-- START OF Source records --
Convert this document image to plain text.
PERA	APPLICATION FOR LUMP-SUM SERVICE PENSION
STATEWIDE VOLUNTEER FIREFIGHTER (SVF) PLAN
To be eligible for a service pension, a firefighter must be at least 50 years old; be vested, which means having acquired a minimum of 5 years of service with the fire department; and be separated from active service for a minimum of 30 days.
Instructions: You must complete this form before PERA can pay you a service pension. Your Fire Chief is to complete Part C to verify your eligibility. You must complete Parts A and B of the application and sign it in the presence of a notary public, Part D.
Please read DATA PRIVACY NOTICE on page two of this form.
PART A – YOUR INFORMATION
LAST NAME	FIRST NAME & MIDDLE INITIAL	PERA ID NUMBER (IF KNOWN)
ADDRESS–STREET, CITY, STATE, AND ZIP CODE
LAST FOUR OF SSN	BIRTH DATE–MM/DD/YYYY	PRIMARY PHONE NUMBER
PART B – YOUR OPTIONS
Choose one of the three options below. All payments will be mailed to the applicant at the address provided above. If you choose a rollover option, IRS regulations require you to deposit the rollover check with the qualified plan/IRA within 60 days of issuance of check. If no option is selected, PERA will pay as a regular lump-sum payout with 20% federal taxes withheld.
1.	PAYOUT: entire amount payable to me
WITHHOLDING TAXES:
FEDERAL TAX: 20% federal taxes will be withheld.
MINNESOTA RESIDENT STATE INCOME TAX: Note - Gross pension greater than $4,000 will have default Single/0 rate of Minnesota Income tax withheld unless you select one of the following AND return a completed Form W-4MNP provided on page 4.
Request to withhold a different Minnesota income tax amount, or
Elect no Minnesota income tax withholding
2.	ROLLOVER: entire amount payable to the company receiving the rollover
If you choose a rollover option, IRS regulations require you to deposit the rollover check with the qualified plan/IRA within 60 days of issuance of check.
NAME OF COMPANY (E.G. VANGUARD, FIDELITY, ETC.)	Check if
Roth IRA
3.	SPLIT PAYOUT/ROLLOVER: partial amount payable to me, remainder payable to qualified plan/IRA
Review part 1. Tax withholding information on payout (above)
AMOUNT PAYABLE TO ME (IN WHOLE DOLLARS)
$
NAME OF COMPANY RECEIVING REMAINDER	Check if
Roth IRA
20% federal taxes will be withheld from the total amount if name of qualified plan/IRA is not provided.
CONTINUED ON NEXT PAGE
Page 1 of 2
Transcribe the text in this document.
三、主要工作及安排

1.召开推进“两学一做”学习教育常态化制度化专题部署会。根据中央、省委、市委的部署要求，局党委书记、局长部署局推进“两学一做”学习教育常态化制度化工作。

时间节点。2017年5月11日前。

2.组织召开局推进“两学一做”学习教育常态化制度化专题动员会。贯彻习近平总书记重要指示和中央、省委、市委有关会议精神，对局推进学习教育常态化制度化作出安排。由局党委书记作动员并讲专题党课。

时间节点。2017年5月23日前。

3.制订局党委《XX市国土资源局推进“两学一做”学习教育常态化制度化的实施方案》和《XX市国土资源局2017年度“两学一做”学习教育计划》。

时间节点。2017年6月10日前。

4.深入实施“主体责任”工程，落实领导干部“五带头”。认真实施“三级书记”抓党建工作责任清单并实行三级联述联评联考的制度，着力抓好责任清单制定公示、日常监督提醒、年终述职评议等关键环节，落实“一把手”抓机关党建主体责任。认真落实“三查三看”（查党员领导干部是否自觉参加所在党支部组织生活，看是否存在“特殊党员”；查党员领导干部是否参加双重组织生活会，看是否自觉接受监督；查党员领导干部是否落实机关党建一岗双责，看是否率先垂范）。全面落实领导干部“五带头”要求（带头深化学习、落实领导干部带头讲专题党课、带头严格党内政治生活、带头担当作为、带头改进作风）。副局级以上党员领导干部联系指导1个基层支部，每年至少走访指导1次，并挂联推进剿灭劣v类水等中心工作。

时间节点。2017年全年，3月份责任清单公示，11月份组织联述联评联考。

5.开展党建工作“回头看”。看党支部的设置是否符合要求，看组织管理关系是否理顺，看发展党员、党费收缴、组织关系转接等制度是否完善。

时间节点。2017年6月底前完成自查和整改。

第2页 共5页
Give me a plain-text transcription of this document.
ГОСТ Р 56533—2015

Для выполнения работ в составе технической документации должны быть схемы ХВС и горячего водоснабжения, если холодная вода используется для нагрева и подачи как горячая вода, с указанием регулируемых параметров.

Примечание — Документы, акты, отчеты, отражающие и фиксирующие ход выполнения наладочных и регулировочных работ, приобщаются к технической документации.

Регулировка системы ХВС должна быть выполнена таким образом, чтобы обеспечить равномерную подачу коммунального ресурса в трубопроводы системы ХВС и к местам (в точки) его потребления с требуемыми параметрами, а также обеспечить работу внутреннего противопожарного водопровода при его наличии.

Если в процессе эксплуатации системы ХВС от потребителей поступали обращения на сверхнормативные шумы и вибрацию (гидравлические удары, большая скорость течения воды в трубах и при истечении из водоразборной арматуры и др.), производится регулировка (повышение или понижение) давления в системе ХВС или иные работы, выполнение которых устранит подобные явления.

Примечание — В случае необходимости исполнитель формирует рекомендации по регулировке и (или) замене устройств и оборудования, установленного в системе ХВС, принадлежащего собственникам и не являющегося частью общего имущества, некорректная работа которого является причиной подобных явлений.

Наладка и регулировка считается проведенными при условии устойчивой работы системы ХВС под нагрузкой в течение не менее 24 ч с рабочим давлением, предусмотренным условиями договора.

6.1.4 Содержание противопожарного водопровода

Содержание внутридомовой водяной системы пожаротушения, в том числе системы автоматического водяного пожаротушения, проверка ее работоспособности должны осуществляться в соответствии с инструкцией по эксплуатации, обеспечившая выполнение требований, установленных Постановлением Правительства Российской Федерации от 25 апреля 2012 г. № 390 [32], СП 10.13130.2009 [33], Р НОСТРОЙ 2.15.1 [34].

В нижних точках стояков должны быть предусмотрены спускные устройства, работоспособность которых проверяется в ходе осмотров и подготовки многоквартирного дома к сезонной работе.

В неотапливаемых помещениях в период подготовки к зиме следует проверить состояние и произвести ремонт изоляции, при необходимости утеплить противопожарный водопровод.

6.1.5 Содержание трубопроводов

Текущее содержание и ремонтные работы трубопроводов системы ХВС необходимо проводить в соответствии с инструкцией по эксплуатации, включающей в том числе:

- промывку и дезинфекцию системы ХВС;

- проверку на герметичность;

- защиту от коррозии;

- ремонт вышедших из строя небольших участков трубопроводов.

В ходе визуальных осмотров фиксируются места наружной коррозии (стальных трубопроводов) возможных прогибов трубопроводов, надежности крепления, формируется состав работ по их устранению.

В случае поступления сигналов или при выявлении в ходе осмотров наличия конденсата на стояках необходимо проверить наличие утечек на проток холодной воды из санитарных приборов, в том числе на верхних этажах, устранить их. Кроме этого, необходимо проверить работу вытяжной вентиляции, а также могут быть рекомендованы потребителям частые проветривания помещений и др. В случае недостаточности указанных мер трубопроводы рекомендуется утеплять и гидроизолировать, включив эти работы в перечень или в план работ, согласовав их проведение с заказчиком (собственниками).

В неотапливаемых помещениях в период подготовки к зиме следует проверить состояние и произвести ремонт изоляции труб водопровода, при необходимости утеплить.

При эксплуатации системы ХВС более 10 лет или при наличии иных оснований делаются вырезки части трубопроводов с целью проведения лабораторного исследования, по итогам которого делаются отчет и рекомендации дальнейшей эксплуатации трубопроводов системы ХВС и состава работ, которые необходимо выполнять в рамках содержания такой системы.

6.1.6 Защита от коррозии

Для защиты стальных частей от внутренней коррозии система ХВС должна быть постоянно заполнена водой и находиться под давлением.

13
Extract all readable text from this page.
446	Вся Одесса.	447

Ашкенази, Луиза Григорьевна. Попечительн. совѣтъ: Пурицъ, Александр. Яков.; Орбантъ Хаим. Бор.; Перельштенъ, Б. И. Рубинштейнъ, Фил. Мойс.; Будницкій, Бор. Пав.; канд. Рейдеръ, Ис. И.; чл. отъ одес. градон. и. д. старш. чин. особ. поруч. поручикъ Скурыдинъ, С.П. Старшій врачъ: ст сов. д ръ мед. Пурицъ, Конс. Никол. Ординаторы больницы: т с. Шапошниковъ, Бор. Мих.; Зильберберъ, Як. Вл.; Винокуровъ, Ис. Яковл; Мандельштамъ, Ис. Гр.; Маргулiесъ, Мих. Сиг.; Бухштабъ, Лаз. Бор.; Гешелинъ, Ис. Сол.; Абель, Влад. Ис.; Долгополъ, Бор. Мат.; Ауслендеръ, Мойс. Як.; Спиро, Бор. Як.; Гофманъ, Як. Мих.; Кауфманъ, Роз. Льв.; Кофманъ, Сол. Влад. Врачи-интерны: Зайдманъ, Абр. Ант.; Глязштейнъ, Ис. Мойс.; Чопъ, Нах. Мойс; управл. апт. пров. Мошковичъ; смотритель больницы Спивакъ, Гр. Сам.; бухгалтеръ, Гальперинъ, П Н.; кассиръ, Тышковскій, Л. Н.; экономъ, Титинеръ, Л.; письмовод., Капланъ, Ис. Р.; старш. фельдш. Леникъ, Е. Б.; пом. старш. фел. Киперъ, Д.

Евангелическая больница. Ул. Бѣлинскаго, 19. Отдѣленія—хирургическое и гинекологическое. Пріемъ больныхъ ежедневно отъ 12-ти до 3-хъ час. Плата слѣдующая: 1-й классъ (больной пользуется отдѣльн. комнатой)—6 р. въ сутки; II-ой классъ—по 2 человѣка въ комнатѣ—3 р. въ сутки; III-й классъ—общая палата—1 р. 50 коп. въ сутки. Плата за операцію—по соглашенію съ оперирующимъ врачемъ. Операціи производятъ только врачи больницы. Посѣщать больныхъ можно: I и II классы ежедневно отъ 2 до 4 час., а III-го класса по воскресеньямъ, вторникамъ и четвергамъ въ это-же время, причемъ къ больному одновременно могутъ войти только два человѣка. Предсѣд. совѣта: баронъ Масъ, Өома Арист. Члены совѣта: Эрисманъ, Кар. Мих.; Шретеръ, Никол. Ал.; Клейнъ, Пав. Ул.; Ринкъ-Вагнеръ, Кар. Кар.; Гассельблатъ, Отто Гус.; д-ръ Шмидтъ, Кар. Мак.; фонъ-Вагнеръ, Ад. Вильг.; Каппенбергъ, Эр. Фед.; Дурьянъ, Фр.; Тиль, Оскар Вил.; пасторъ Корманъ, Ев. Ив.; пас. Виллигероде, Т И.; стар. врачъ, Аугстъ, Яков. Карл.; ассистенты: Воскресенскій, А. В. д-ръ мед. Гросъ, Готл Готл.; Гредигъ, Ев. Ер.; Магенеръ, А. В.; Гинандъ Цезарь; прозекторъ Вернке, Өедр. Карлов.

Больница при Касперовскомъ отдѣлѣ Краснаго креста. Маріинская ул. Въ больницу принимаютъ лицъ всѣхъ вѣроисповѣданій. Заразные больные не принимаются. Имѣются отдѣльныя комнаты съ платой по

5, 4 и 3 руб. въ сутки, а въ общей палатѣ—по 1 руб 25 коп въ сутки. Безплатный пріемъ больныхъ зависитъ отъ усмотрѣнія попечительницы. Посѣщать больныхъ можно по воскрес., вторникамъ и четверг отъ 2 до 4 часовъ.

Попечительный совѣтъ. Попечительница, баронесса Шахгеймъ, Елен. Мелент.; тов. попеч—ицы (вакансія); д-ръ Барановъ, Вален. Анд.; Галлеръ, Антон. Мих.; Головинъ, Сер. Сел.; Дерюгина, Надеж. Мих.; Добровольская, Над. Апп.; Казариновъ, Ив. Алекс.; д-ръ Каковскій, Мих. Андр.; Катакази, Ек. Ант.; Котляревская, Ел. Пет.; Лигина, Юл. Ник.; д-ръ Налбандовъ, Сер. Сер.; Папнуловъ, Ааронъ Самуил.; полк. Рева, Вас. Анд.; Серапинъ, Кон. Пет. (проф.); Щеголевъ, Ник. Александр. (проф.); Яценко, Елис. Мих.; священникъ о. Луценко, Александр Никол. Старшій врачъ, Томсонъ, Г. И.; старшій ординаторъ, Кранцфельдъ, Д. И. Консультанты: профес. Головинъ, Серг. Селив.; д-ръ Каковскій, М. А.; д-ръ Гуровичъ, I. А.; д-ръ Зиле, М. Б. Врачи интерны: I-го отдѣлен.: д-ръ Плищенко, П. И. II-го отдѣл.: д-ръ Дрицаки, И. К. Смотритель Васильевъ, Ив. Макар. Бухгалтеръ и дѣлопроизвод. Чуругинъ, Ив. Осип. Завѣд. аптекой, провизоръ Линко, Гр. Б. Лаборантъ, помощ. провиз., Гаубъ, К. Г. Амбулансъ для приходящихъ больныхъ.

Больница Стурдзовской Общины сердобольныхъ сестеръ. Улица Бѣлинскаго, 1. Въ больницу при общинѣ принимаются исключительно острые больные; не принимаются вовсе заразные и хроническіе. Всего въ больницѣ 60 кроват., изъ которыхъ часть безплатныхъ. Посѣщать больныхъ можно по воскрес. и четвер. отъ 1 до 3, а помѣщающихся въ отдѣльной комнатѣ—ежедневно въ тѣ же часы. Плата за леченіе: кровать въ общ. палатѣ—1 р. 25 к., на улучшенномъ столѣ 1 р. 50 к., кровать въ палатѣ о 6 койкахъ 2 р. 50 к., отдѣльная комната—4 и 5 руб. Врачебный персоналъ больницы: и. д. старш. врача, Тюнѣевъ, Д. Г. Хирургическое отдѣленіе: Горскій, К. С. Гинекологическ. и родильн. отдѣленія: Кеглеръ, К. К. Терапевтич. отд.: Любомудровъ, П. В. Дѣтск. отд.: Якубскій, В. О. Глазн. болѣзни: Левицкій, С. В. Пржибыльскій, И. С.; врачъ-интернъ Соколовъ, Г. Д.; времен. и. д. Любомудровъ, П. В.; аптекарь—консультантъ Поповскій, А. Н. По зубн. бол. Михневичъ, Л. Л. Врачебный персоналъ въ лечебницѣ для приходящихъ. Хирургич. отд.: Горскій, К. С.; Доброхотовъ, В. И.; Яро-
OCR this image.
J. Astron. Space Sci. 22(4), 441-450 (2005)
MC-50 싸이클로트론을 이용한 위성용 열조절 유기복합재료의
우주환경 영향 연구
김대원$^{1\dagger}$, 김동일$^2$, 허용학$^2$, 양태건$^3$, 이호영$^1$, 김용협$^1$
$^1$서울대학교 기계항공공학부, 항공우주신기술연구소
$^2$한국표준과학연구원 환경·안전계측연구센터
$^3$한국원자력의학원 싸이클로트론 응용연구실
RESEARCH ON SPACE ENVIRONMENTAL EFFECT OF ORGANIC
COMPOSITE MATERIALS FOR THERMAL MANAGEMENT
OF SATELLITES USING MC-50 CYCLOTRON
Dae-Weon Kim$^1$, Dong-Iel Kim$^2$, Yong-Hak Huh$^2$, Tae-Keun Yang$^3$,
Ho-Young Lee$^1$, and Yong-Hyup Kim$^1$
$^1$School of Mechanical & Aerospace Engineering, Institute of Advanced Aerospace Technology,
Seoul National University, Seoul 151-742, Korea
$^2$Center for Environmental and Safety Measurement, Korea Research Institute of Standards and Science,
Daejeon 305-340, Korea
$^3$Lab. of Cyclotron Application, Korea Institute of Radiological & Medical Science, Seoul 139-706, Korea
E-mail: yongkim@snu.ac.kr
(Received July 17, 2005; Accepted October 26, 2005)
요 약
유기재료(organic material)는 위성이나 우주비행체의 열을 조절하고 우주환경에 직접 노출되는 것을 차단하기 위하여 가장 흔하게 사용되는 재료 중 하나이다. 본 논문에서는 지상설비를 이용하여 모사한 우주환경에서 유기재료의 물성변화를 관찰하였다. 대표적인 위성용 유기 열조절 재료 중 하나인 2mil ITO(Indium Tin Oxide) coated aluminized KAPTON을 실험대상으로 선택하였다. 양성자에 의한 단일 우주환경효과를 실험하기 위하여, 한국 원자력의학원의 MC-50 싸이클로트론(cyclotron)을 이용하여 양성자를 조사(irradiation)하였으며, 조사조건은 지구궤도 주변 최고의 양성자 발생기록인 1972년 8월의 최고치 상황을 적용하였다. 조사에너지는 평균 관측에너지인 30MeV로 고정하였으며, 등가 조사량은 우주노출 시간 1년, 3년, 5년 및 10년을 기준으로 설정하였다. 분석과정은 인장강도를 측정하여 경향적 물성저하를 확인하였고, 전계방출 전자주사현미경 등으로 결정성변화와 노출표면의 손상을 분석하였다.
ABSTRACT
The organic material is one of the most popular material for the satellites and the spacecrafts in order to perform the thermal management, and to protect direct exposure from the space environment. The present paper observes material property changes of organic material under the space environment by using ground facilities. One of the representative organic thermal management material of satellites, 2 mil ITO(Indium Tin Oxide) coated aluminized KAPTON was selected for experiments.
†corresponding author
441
-- END OF Source records --
_Brief_:
Locate the string "состояние" in the listing above and copy every line where it occurs.

_Solution for this problem_:
В неотапливаемых помещениях в период подготовки к зиме следует проверить состояние и произвести ремонт изоляции, при необходимости утеплить противопожарный водопровод.
В неотапливаемых помещениях в период подготовки к зиме следует проверить состояние и произвести ремонт изоляции труб водопровода, при необходимости утеплить.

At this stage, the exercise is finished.